>> Start Data provided
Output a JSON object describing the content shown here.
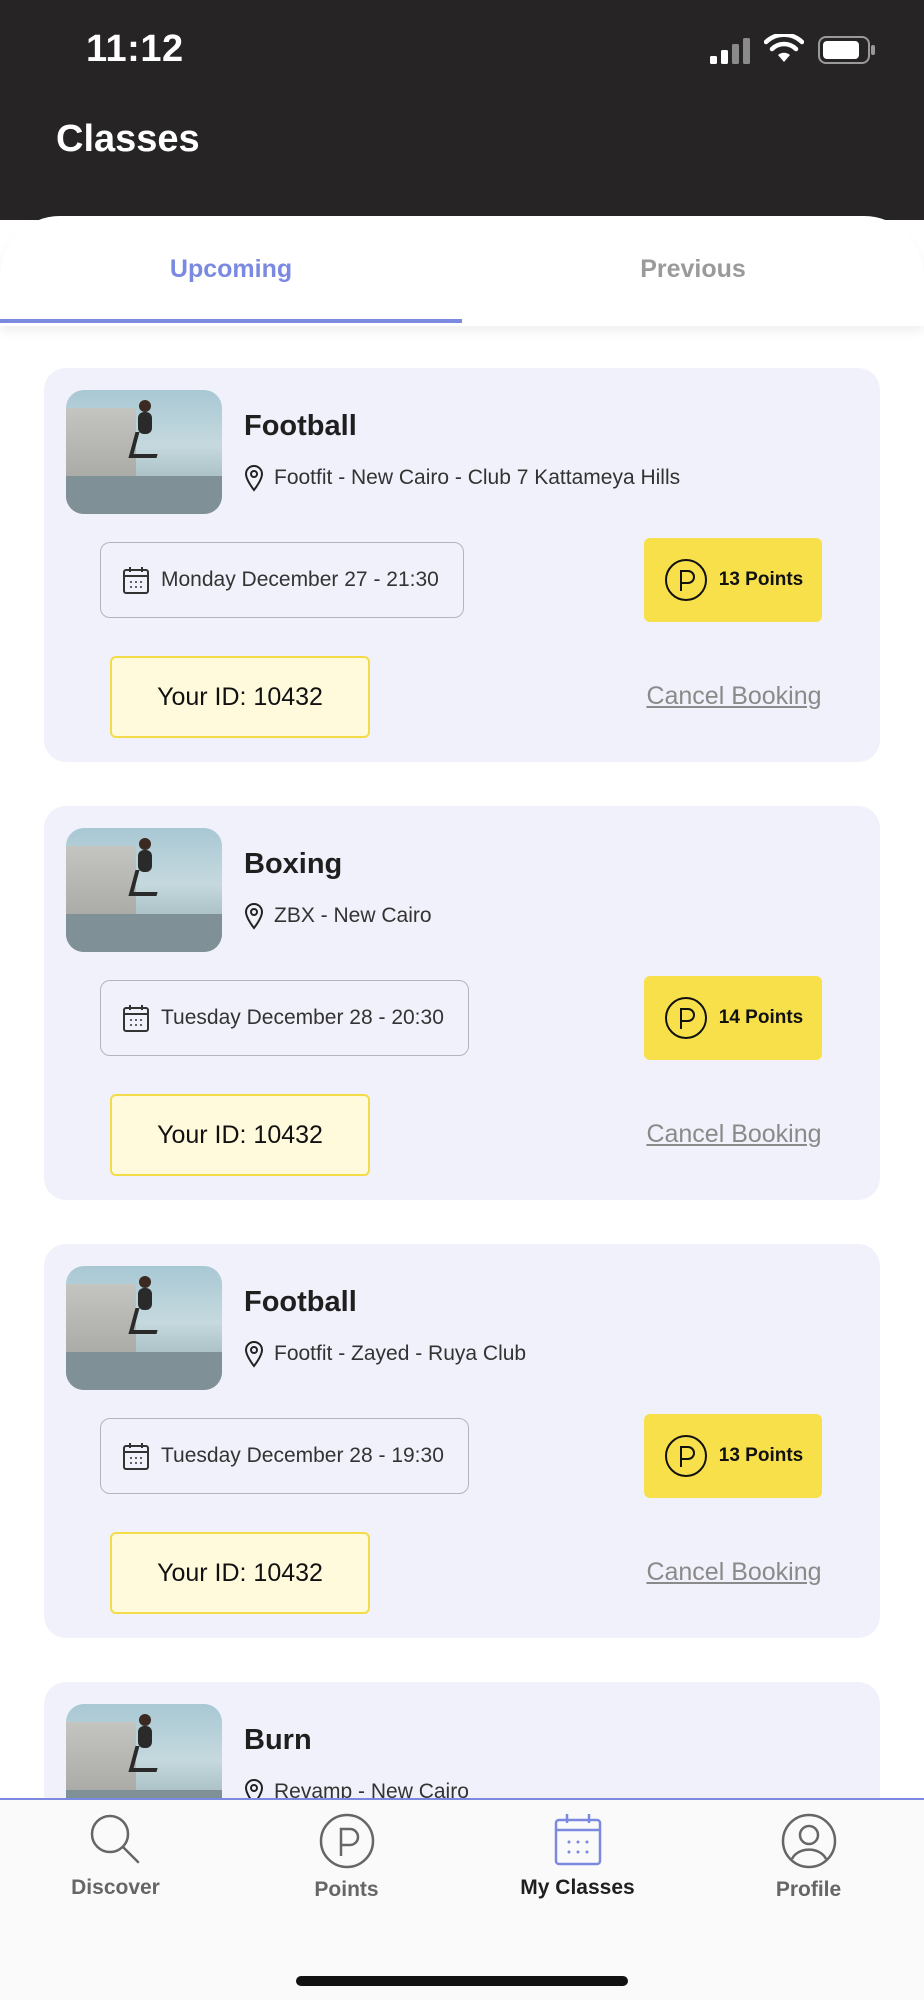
{
  "status": {
    "time": "11:12"
  },
  "header": {
    "title": "Classes"
  },
  "tabs": [
    {
      "label": "Upcoming",
      "active": true
    },
    {
      "label": "Previous",
      "active": false
    }
  ],
  "bookings": [
    {
      "title": "Football",
      "location": "Footfit - New Cairo - Club 7 Kattameya Hills",
      "date": "Monday December 27 - 21:30",
      "points": "13 Points",
      "id_label": "Your ID: 10432",
      "cancel_label": "Cancel Booking"
    },
    {
      "title": "Boxing",
      "location": "ZBX - New Cairo",
      "date": "Tuesday December 28 - 20:30",
      "points": "14 Points",
      "id_label": "Your ID: 10432",
      "cancel_label": "Cancel Booking"
    },
    {
      "title": "Football",
      "location": "Footfit - Zayed - Ruya Club",
      "date": "Tuesday December 28 - 19:30",
      "points": "13 Points",
      "id_label": "Your ID: 10432",
      "cancel_label": "Cancel Booking"
    },
    {
      "title": "Burn",
      "location": "Revamp - New Cairo"
    }
  ],
  "nav": [
    {
      "label": "Discover",
      "icon": "search-icon"
    },
    {
      "label": "Points",
      "icon": "points-icon"
    },
    {
      "label": "My Classes",
      "icon": "calendar-icon",
      "active": true
    },
    {
      "label": "Profile",
      "icon": "profile-icon"
    }
  ],
  "colors": {
    "accent": "#7b8ae0",
    "points_yellow": "#f8e04b",
    "header_dark": "#262425",
    "card_bg": "#f1f1fb"
  }
}
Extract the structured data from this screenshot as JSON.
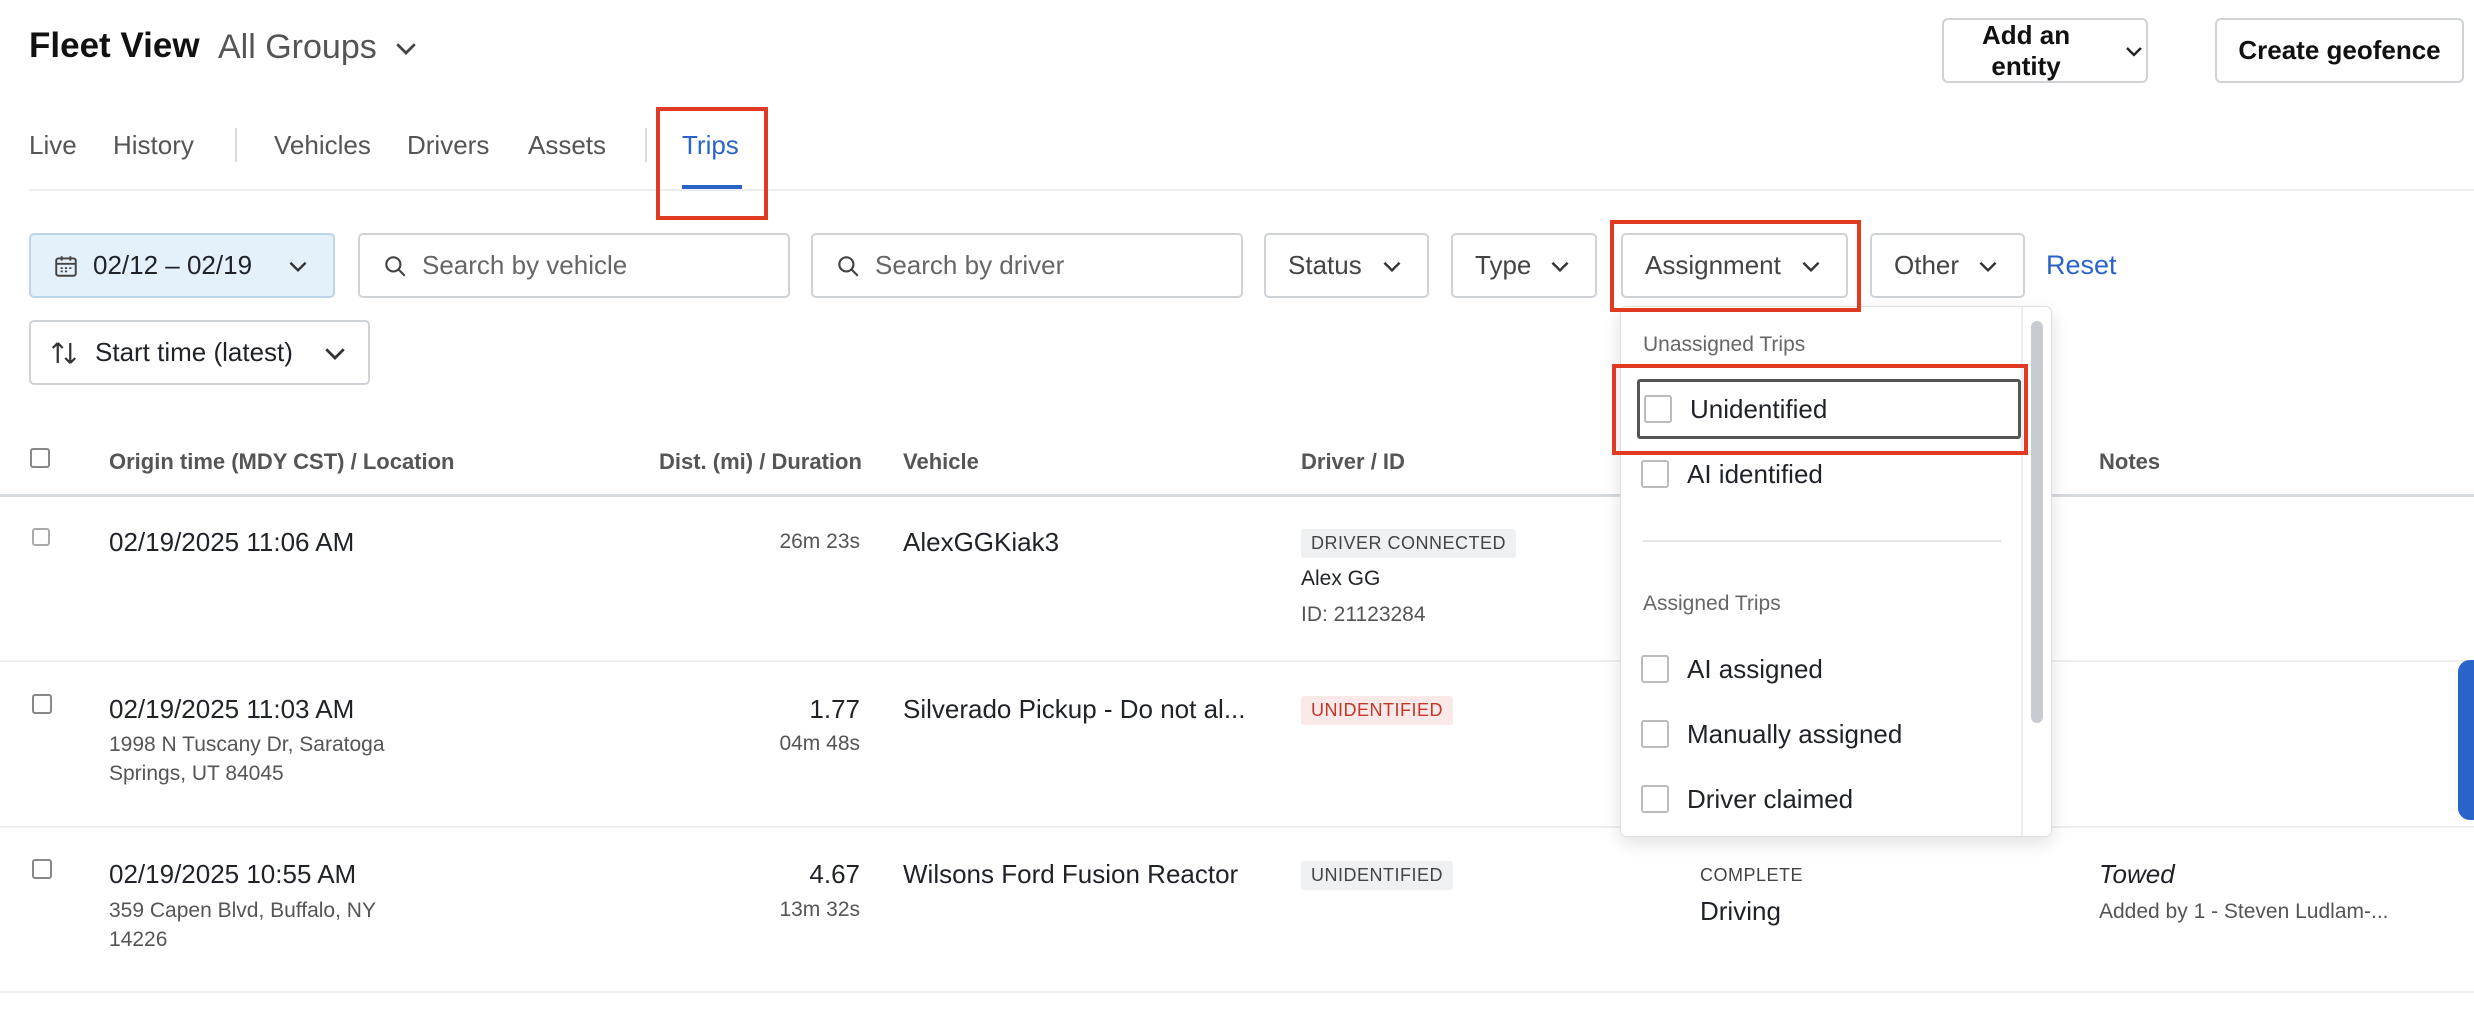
{
  "header": {
    "title": "Fleet View",
    "group_selector": "All Groups",
    "add_entity_label": "Add an entity",
    "create_geofence_label": "Create geofence"
  },
  "tabs": {
    "live": "Live",
    "history": "History",
    "vehicles": "Vehicles",
    "drivers": "Drivers",
    "assets": "Assets",
    "trips": "Trips",
    "active": "Trips"
  },
  "filters": {
    "date_range": "02/12 – 02/19",
    "vehicle_search_placeholder": "Search by vehicle",
    "driver_search_placeholder": "Search by driver",
    "status": "Status",
    "type": "Type",
    "assignment": "Assignment",
    "other": "Other",
    "reset": "Reset",
    "sort": "Start time (latest)"
  },
  "table": {
    "columns": {
      "origin": "Origin time (MDY CST) / Location",
      "distance": "Dist. (mi) / Duration",
      "vehicle": "Vehicle",
      "driver": "Driver / ID",
      "notes": "Notes"
    },
    "rows": [
      {
        "origin_time": "02/19/2025 11:06 AM",
        "location": "",
        "location_line2": "",
        "distance": "",
        "duration": "26m 23s",
        "vehicle": "AlexGGKiak3",
        "driver_badge": "DRIVER CONNECTED",
        "driver_name": "Alex GG",
        "driver_id": "ID: 21123284",
        "status": "",
        "status_detail": "",
        "note": "",
        "note_author": ""
      },
      {
        "origin_time": "02/19/2025 11:03 AM",
        "location": "1998 N Tuscany Dr, Saratoga",
        "location_line2": "Springs, UT 84045",
        "distance": "1.77",
        "duration": "04m 48s",
        "vehicle": "Silverado Pickup - Do not al...",
        "driver_badge": "UNIDENTIFIED",
        "driver_name": "",
        "driver_id": "",
        "status": "",
        "status_detail": "",
        "note": "",
        "note_author": ""
      },
      {
        "origin_time": "02/19/2025 10:55 AM",
        "location": "359 Capen Blvd, Buffalo, NY",
        "location_line2": "14226",
        "distance": "4.67",
        "duration": "13m 32s",
        "vehicle": "Wilsons Ford Fusion Reactor",
        "driver_badge": "UNIDENTIFIED",
        "driver_name": "",
        "driver_id": "",
        "status": "COMPLETE",
        "status_detail": "Driving",
        "note": "Towed",
        "note_author": "Added by 1 - Steven Ludlam-..."
      }
    ]
  },
  "assignment_dropdown": {
    "unassigned_header": "Unassigned Trips",
    "unassigned_items": [
      "Unidentified",
      "AI identified"
    ],
    "assigned_header": "Assigned Trips",
    "assigned_items": [
      "AI assigned",
      "Manually assigned",
      "Driver claimed"
    ]
  },
  "colors": {
    "accent": "#2a64c9",
    "annotation": "#e03a22",
    "unidentified_red": "#c0392b",
    "date_filter_bg": "#e4f0fa"
  }
}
>> End Data provided
## Instructions to follow
Show the lines from the data above that contain the string "Footfit".

## Written answer
      "location": "Footfit - New Cairo - Club 7 Kattameya Hills",
      "location": "Footfit - Zayed - Ruya Club",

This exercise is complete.